EXERCISE BRIEF>
The records below must be copied in full; omit the images.

[Recorded data]
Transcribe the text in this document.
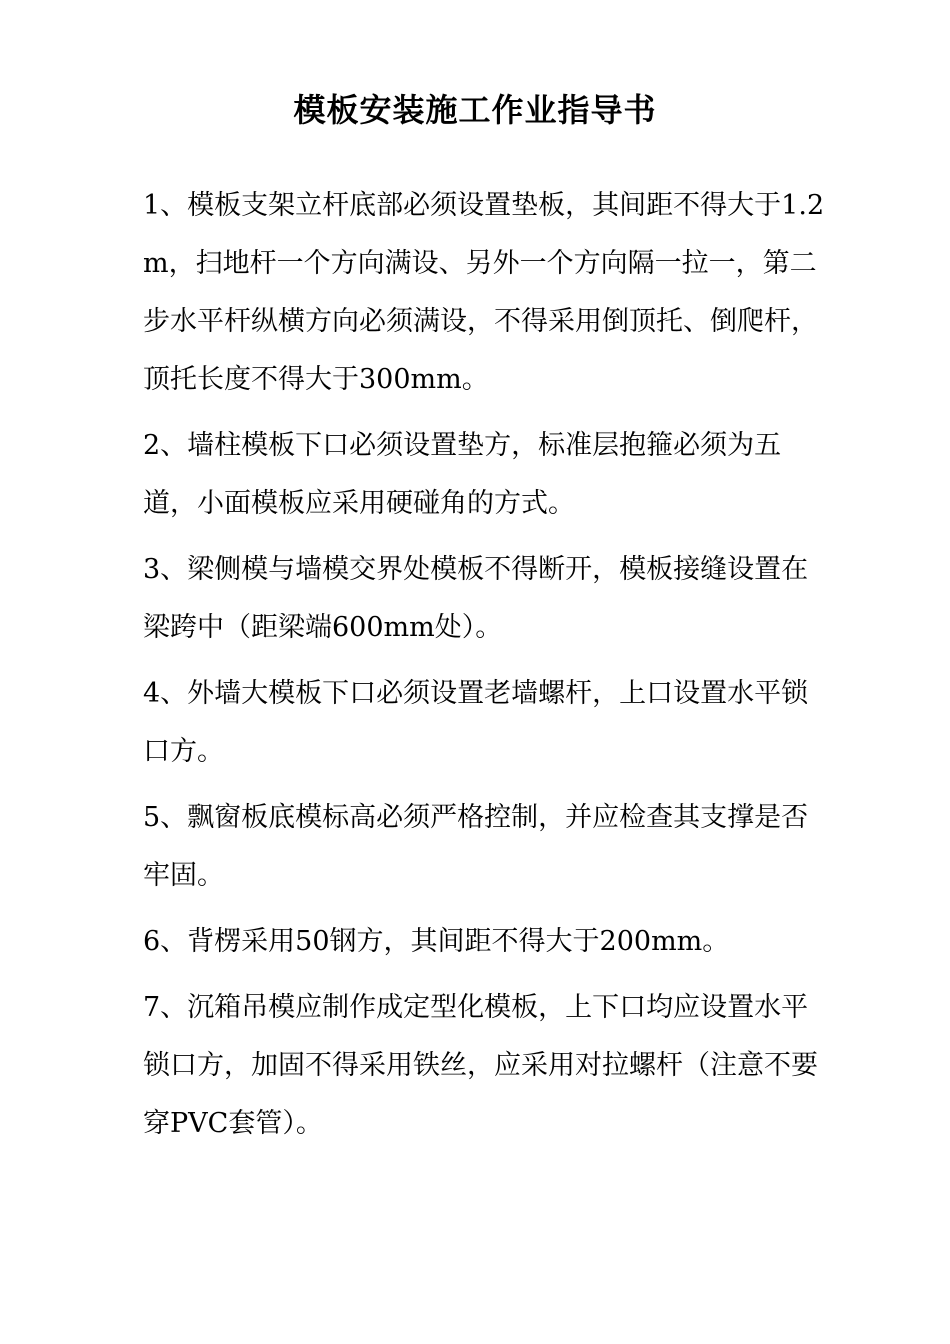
模板安装施工作业指导书

1、模板支架立杆底部必须设置垫板，其间距不得大于1.2m，扫地杆一个方向满设、另外一个方向隔一拉一，第二步水平杆纵横方向必须满设，不得采用倒顶托、倒爬杆，顶托长度不得大于300mm。

2、墙柱模板下口必须设置垫方，标准层抱箍必须为五道，小面模板应采用硬碰角的方式。

3、梁侧模与墙模交界处模板不得断开，模板接缝设置在梁跨中（距梁端600mm处）。

4、外墙大模板下口必须设置老墙螺杆，上口设置水平锁口方。

5、飘窗板底模标高必须严格控制，并应检查其支撑是否牢固。

6、背楞采用50钢方，其间距不得大于200mm。

7、沉箱吊模应制作成定型化模板，上下口均应设置水平锁口方，加固不得采用铁丝，应采用对拉螺杆（注意不要穿PVC套管）。
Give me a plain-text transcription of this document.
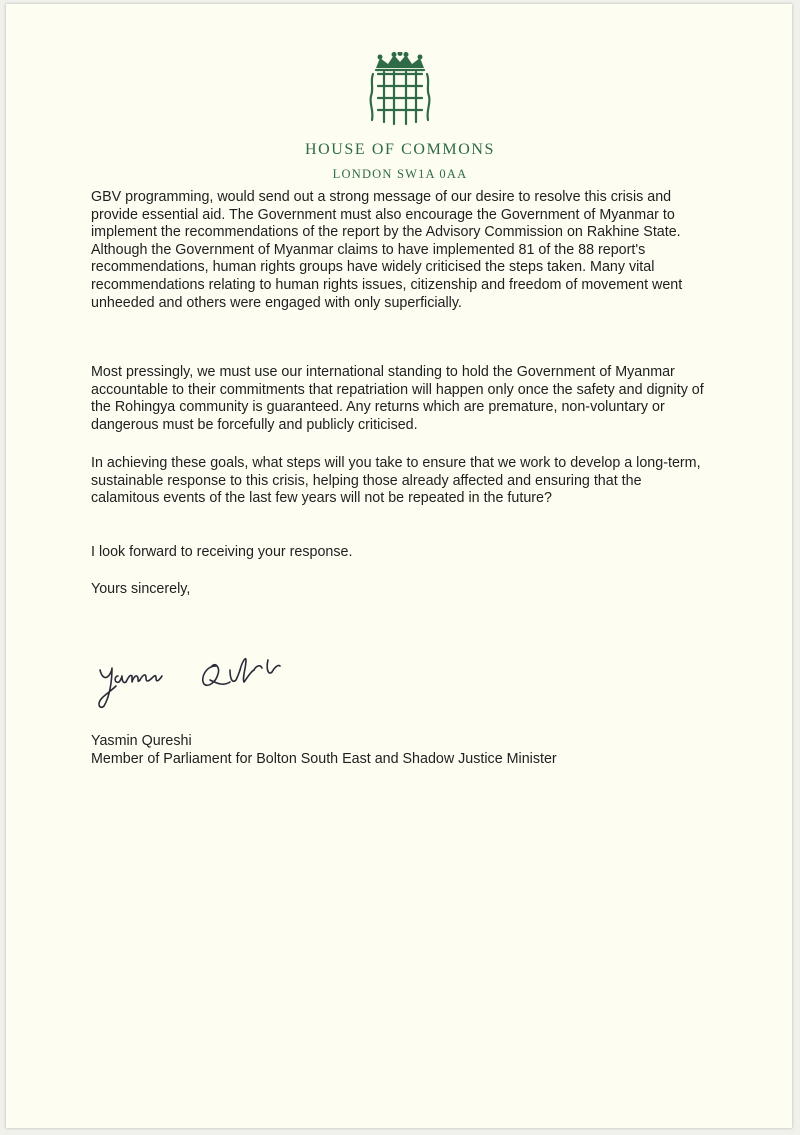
HOUSE OF COMMONS
LONDON SW1A 0AA

GBV programming, would send out a strong message of our desire to resolve this crisis and provide essential aid. The Government must also encourage the Government of Myanmar to implement the recommendations of the report by the Advisory Commission on Rakhine State. Although the Government of Myanmar claims to have implemented 81 of the 88 report's recommendations, human rights groups have widely criticised the steps taken. Many vital recommendations relating to human rights issues, citizenship and freedom of movement went unheeded and others were engaged with only superficially.

Most pressingly, we must use our international standing to hold the Government of Myanmar accountable to their commitments that repatriation will happen only once the safety and dignity of the Rohingya community is guaranteed. Any returns which are premature, non-voluntary or dangerous must be forcefully and publicly criticised.

In achieving these goals, what steps will you take to ensure that we work to develop a long-term, sustainable response to this crisis, helping those already affected and ensuring that the calamitous events of the last few years will not be repeated in the future?

I look forward to receiving your response.

Yours sincerely,

Yasmin Qureshi

Member of Parliament for Bolton South East and Shadow Justice Minister
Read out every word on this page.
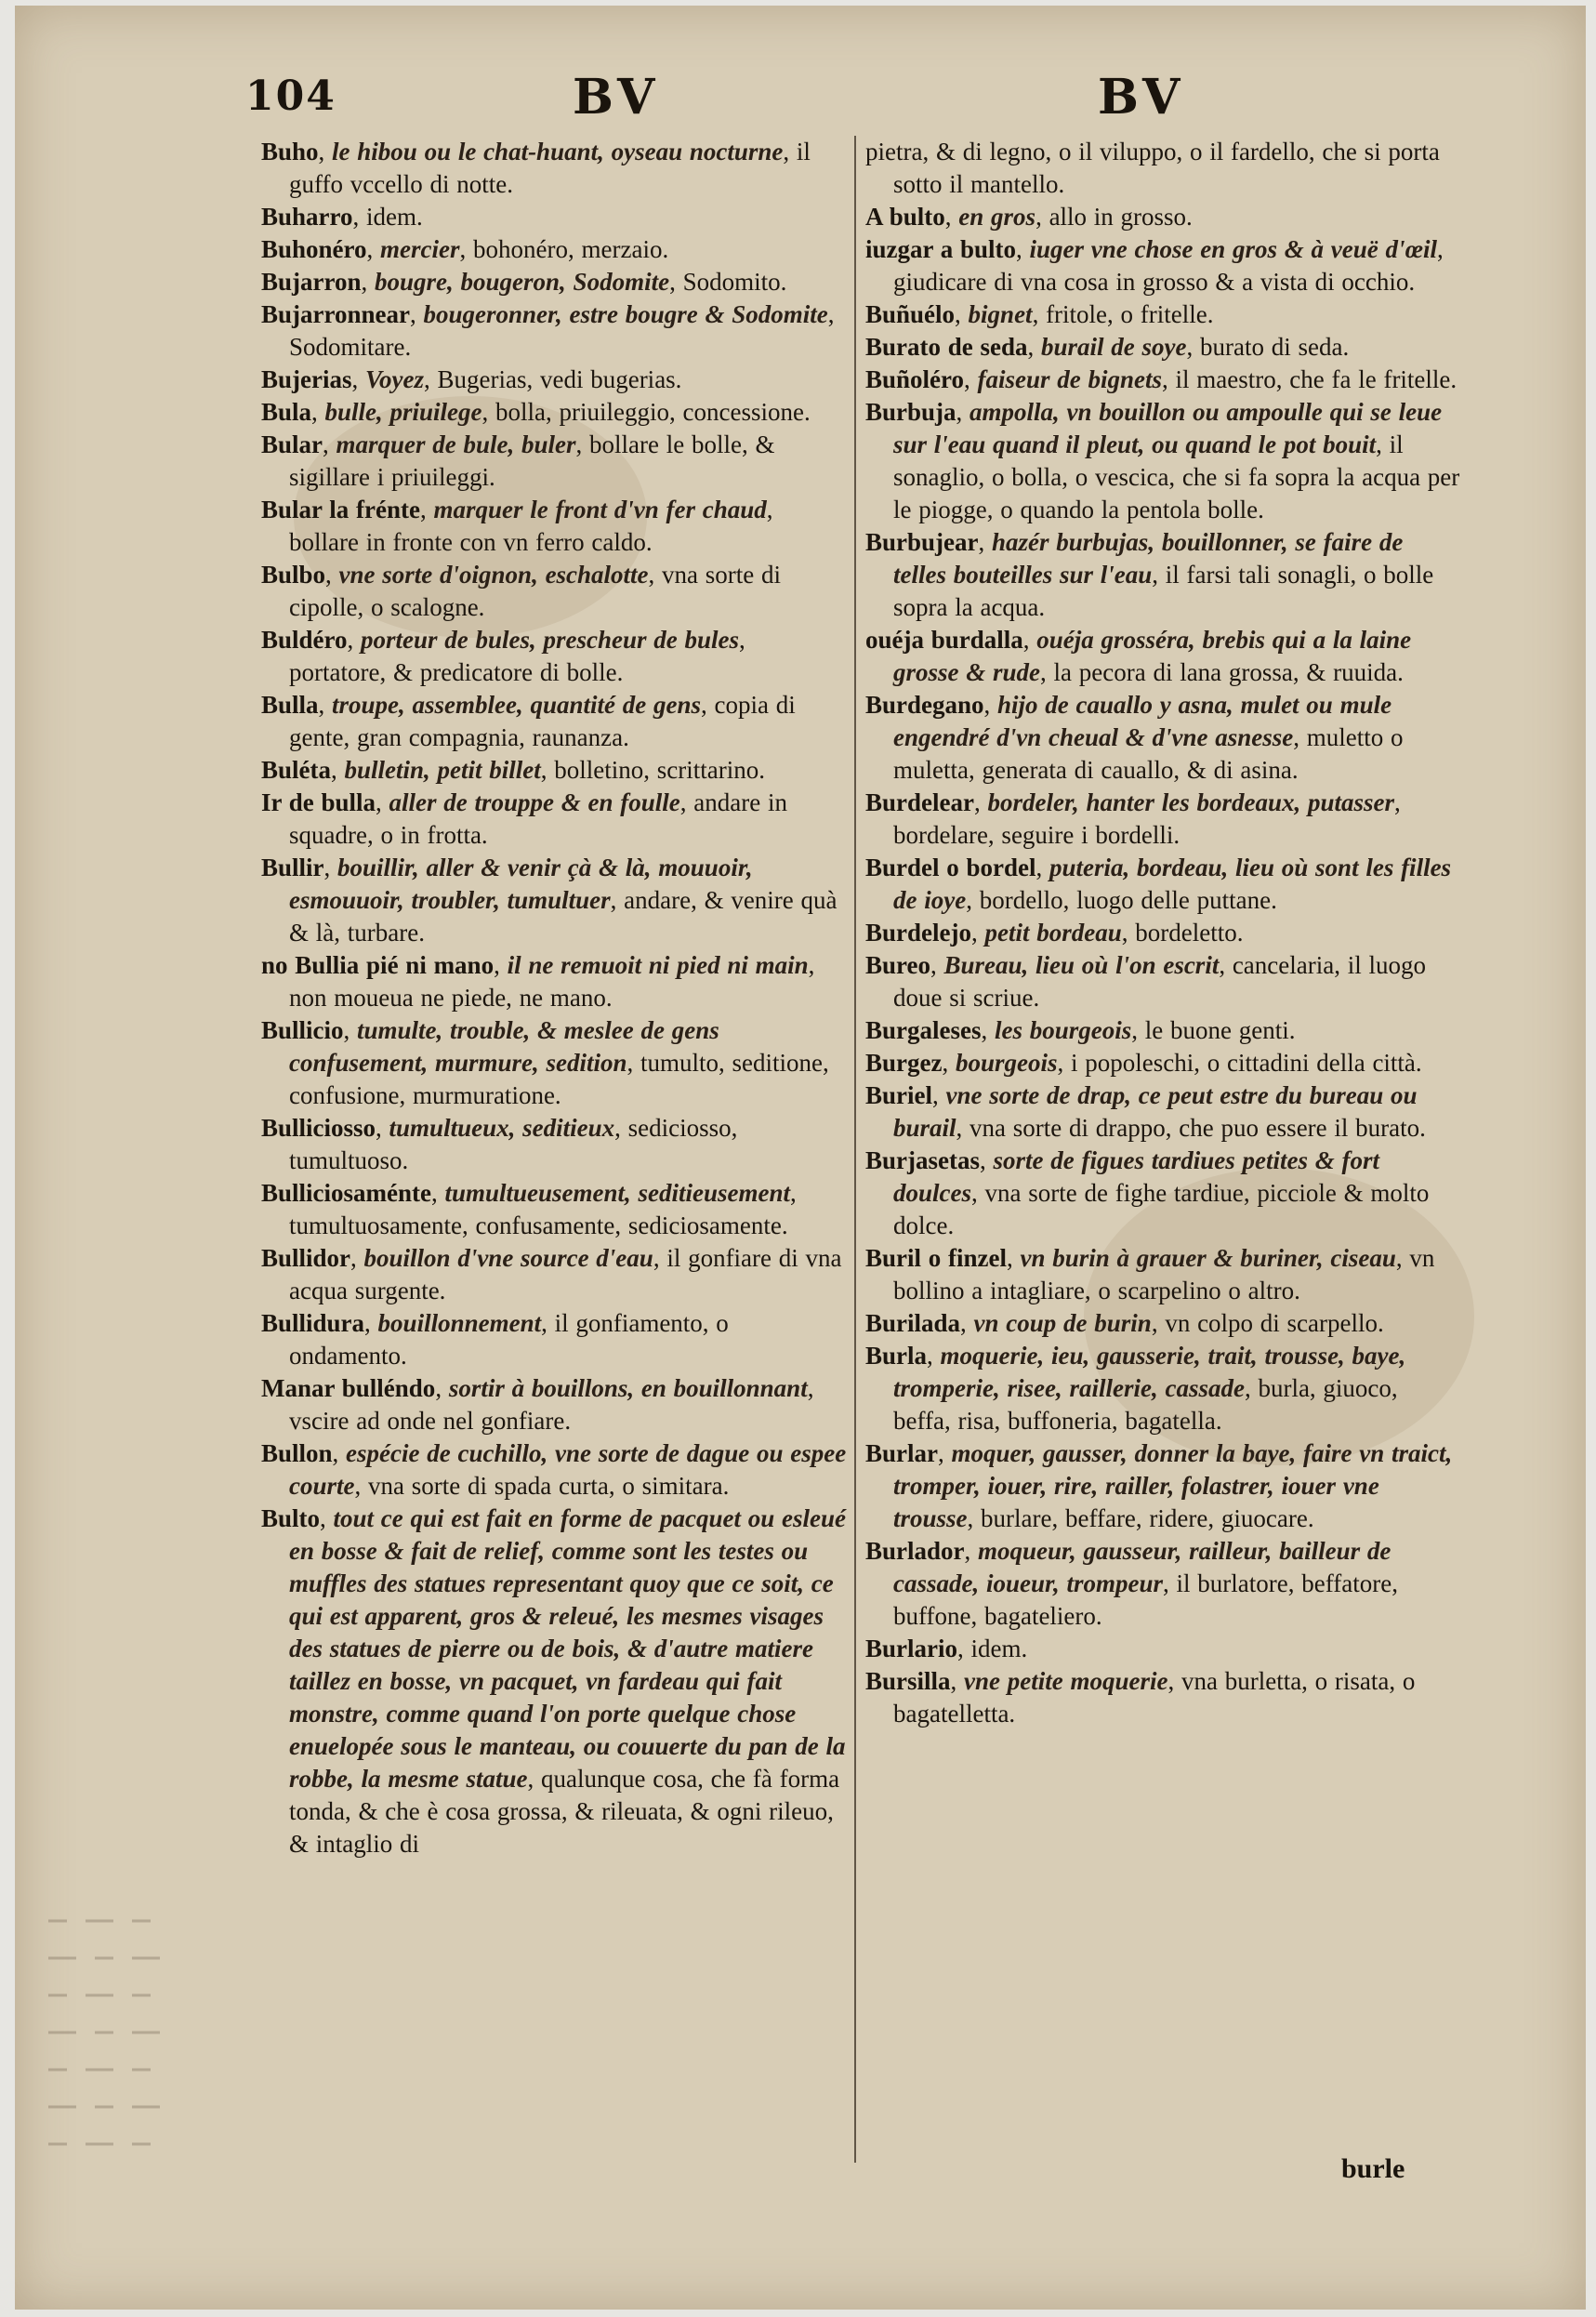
104	BV	BV

Buho, le hibou ou le chat-huant, oyseau nocturne, il guffo vccello di notte.

Buharro, idem.

Buhonéro, mercier, bohonéro, merzaio.

Bujarron, bougre, bougeron, Sodomite, Sodomito.

Bujarronnear, bougeronner, estre bougre & Sodomite, Sodomitare.

Bujerias, Voyez, Bugerias, vedi bugerias.

Bula, bulle, priuilege, bolla, priuileggio, concessione.

Bular, marquer de bule, buler, bollare le bolle, & sigillare i priuileggi.

Bular la frénte, marquer le front d'vn fer chaud, bollare in fronte con vn ferro caldo.

Bulbo, vne sorte d'oignon, eschalotte, vna sorte di cipolle, o scalogne.

Buldéro, porteur de bules, prescheur de bules, portatore, & predicatore di bolle.

Bulla, troupe, assemblee, quantité de gens, copia di gente, gran compagnia, raunanza.

Buléta, bulletin, petit billet, bolletino, scrittarino.

Ir de bulla, aller de trouppe & en foulle, andare in squadre, o in frotta.

Bullir, bouillir, aller & venir çà & là, mouuoir, esmouuoir, troubler, tumultuer, andare, & venire quà & là, turbare.

no Bullia pié ni mano, il ne remuoit ni pied ni main, non moueua ne piede, ne mano.

Bullicio, tumulte, trouble, & meslee de gens confusement, murmure, sedition, tumulto, seditione, confusione, murmuratione.

Bulliciosso, tumultueux, seditieux, sediciosso, tumultuoso.

Bulliciosaménte, tumultueusement, seditieusement, tumultuosamente, confusamente, sediciosamente.

Bullidor, bouillon d'vne source d'eau, il gonfiare di vna acqua surgente.

Bullidura, bouillonnement, il gonfiamento, o ondamento.

Manar bulléndo, sortir à bouillons, en bouillonnant, vscire ad onde nel gonfiare.

Bullon, espécie de cuchillo, vne sorte de dague ou espee courte, vna sorte di spada curta, o simitara.

Bulto, tout ce qui est fait en forme de pacquet ou esleué en bosse & fait de relief, comme sont les testes ou muffles des statues representant quoy que ce soit, ce qui est apparent, gros & releué, les mesmes visages des statues de pierre ou de bois, & d'autre matiere taillez en bosse, vn pacquet, vn fardeau qui fait monstre, comme quand l'on porte quelque chose enuelopée sous le manteau, ou couuerte du pan de la robbe, la mesme statue, qualunque cosa, che fà forma tonda, & che è cosa grossa, & rileuata, & ogni rileuo, & intaglio di

pietra, & di legno, o il viluppo, o il fardello, che si porta sotto il mantello.

A bulto, en gros, allo in grosso.

iuzgar a bulto, iuger vne chose en gros & à veuë d'œil, giudicare di vna cosa in grosso & a vista di occhio.

Buñuélo, bignet, fritole, o fritelle.

Burato de seda, burail de soye, burato di seda.

Buñoléro, faiseur de bignets, il maestro, che fa le fritelle.

Burbuja, ampolla, vn bouillon ou ampoulle qui se leue sur l'eau quand il pleut, ou quand le pot bouit, il sonaglio, o bolla, o vescica, che si fa sopra la acqua per le piogge, o quando la pentola bolle.

Burbujear, hazér burbujas, bouillonner, se faire de telles bouteilles sur l'eau, il farsi tali sonagli, o bolle sopra la acqua.

ouéja burdalla, ouéja grosséra, brebis qui a la laine grosse & rude, la pecora di lana grossa, & ruuida.

Burdegano, hijo de cauallo y asna, mulet ou mule engendré d'vn cheual & d'vne asnesse, muletto o muletta, generata di cauallo, & di asina.

Burdelear, bordeler, hanter les bordeaux, putasser, bordelare, seguire i bordelli.

Burdel o bordel, puteria, bordeau, lieu où sont les filles de ioye, bordello, luogo delle puttane.

Burdelejo, petit bordeau, bordeletto.

Bureo, Bureau, lieu où l'on escrit, cancelaria, il luogo doue si scriue.

Burgaleses, les bourgeois, le buone genti.

Burgez, bourgeois, i popoleschi, o cittadini della città.

Buriel, vne sorte de drap, ce peut estre du bureau ou burail, vna sorte di drappo, che puo essere il burato.

Burjasetas, sorte de figues tardiues petites & fort doulces, vna sorte de fighe tardiue, picciole & molto dolce.

Buril o finzel, vn burin à grauer & buriner, ciseau, vn bollino a intagliare, o scarpelino o altro.

Burilada, vn coup de burin, vn colpo di scarpello.

Burla, moquerie, ieu, gausserie, trait, trousse, baye, tromperie, risee, raillerie, cassade, burla, giuoco, beffa, risa, buffoneria, bagatella.

Burlar, moquer, gausser, donner la baye, faire vn traict, tromper, iouer, rire, railler, folastrer, iouer vne trousse, burlare, beffare, ridere, giuocare.

Burlador, moqueur, gausseur, railleur, bailleur de cassade, ioueur, trompeur, il burlatore, beffatore, buffone, bagateliero.

Burlario, idem.

Bursilla, vne petite moquerie, vna burletta, o risata, o bagatelletta.

burle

REPLY TO THE TASK>
Transcribe the text in this document.
模板安装施工作业指导书

1、模板支架立杆底部必须设置垫板，其间距不得大于1.2m，扫地杆一个方向满设、另外一个方向隔一拉一，第二步水平杆纵横方向必须满设，不得采用倒顶托、倒爬杆，顶托长度不得大于300mm。

2、墙柱模板下口必须设置垫方，标准层抱箍必须为五道，小面模板应采用硬碰角的方式。

3、梁侧模与墙模交界处模板不得断开，模板接缝设置在梁跨中（距梁端600mm处）。

4、外墙大模板下口必须设置老墙螺杆，上口设置水平锁口方。

5、飘窗板底模标高必须严格控制，并应检查其支撑是否牢固。

6、背楞采用50钢方，其间距不得大于200mm。

7、沉箱吊模应制作成定型化模板，上下口均应设置水平锁口方，加固不得采用铁丝，应采用对拉螺杆（注意不要穿PVC套管）。
Give me a plain-text transcription of this document.
HOUSE OF COMMONS
LONDON SW1A 0AA

GBV programming, would send out a strong message of our desire to resolve this crisis and provide essential aid. The Government must also encourage the Government of Myanmar to implement the recommendations of the report by the Advisory Commission on Rakhine State. Although the Government of Myanmar claims to have implemented 81 of the 88 report's recommendations, human rights groups have widely criticised the steps taken. Many vital recommendations relating to human rights issues, citizenship and freedom of movement went unheeded and others were engaged with only superficially.

Most pressingly, we must use our international standing to hold the Government of Myanmar accountable to their commitments that repatriation will happen only once the safety and dignity of the Rohingya community is guaranteed. Any returns which are premature, non-voluntary or dangerous must be forcefully and publicly criticised.

In achieving these goals, what steps will you take to ensure that we work to develop a long-term, sustainable response to this crisis, helping those already affected and ensuring that the calamitous events of the last few years will not be repeated in the future?

I look forward to receiving your response.

Yours sincerely,

Yasmin Qureshi

Member of Parliament for Bolton South East and Shadow Justice Minister
Read out every word on this page.
104	BV	BV

Buho, le hibou ou le chat-huant, oyseau nocturne, il guffo vccello di notte.

Buharro, idem.

Buhonéro, mercier, bohonéro, merzaio.

Bujarron, bougre, bougeron, Sodomite, Sodomito.

Bujarronnear, bougeronner, estre bougre & Sodomite, Sodomitare.

Bujerias, Voyez, Bugerias, vedi bugerias.

Bula, bulle, priuilege, bolla, priuileggio, concessione.

Bular, marquer de bule, buler, bollare le bolle, & sigillare i priuileggi.

Bular la frénte, marquer le front d'vn fer chaud, bollare in fronte con vn ferro caldo.

Bulbo, vne sorte d'oignon, eschalotte, vna sorte di cipolle, o scalogne.

Buldéro, porteur de bules, prescheur de bules, portatore, & predicatore di bolle.

Bulla, troupe, assemblee, quantité de gens, copia di gente, gran compagnia, raunanza.

Buléta, bulletin, petit billet, bolletino, scrittarino.

Ir de bulla, aller de trouppe & en foulle, andare in squadre, o in frotta.

Bullir, bouillir, aller & venir çà & là, mouuoir, esmouuoir, troubler, tumultuer, andare, & venire quà & là, turbare.

no Bullia pié ni mano, il ne remuoit ni pied ni main, non moueua ne piede, ne mano.

Bullicio, tumulte, trouble, & meslee de gens confusement, murmure, sedition, tumulto, seditione, confusione, murmuratione.

Bulliciosso, tumultueux, seditieux, sediciosso, tumultuoso.

Bulliciosaménte, tumultueusement, seditieusement, tumultuosamente, confusamente, sediciosamente.

Bullidor, bouillon d'vne source d'eau, il gonfiare di vna acqua surgente.

Bullidura, bouillonnement, il gonfiamento, o ondamento.

Manar bulléndo, sortir à bouillons, en bouillonnant, vscire ad onde nel gonfiare.

Bullon, espécie de cuchillo, vne sorte de dague ou espee courte, vna sorte di spada curta, o simitara.

Bulto, tout ce qui est fait en forme de pacquet ou esleué en bosse & fait de relief, comme sont les testes ou muffles des statues representant quoy que ce soit, ce qui est apparent, gros & releué, les mesmes visages des statues de pierre ou de bois, & d'autre matiere taillez en bosse, vn pacquet, vn fardeau qui fait monstre, comme quand l'on porte quelque chose enuelopée sous le manteau, ou couuerte du pan de la robbe, la mesme statue, qualunque cosa, che fà forma tonda, & che è cosa grossa, & rileuata, & ogni rileuo, & intaglio di

pietra, & di legno, o il viluppo, o il fardello, che si porta sotto il mantello.

A bulto, en gros, allo in grosso.

iuzgar a bulto, iuger vne chose en gros & à veuë d'œil, giudicare di vna cosa in grosso & a vista di occhio.

Buñuélo, bignet, fritole, o fritelle.

Burato de seda, burail de soye, burato di seda.

Buñoléro, faiseur de bignets, il maestro, che fa le fritelle.

Burbuja, ampolla, vn bouillon ou ampoulle qui se leue sur l'eau quand il pleut, ou quand le pot bouit, il sonaglio, o bolla, o vescica, che si fa sopra la acqua per le piogge, o quando la pentola bolle.

Burbujear, hazér burbujas, bouillonner, se faire de telles bouteilles sur l'eau, il farsi tali sonagli, o bolle sopra la acqua.

ouéja burdalla, ouéja grosséra, brebis qui a la laine grosse & rude, la pecora di lana grossa, & ruuida.

Burdegano, hijo de cauallo y asna, mulet ou mule engendré d'vn cheual & d'vne asnesse, muletto o muletta, generata di cauallo, & di asina.

Burdelear, bordeler, hanter les bordeaux, putasser, bordelare, seguire i bordelli.

Burdel o bordel, puteria, bordeau, lieu où sont les filles de ioye, bordello, luogo delle puttane.

Burdelejo, petit bordeau, bordeletto.

Bureo, Bureau, lieu où l'on escrit, cancelaria, il luogo doue si scriue.

Burgaleses, les bourgeois, le buone genti.

Burgez, bourgeois, i popoleschi, o cittadini della città.

Buriel, vne sorte de drap, ce peut estre du bureau ou burail, vna sorte di drappo, che puo essere il burato.

Burjasetas, sorte de figues tardiues petites & fort doulces, vna sorte de fighe tardiue, picciole & molto dolce.

Buril o finzel, vn burin à grauer & buriner, ciseau, vn bollino a intagliare, o scarpelino o altro.

Burilada, vn coup de burin, vn colpo di scarpello.

Burla, moquerie, ieu, gausserie, trait, trousse, baye, tromperie, risee, raillerie, cassade, burla, giuoco, beffa, risa, buffoneria, bagatella.

Burlar, moquer, gausser, donner la baye, faire vn traict, tromper, iouer, rire, railler, folastrer, iouer vne trousse, burlare, beffare, ridere, giuocare.

Burlador, moqueur, gausseur, railleur, bailleur de cassade, ioueur, trompeur, il burlatore, beffatore, buffone, bagateliero.

Burlario, idem.

Bursilla, vne petite moquerie, vna burletta, o risata, o bagatelletta.

burle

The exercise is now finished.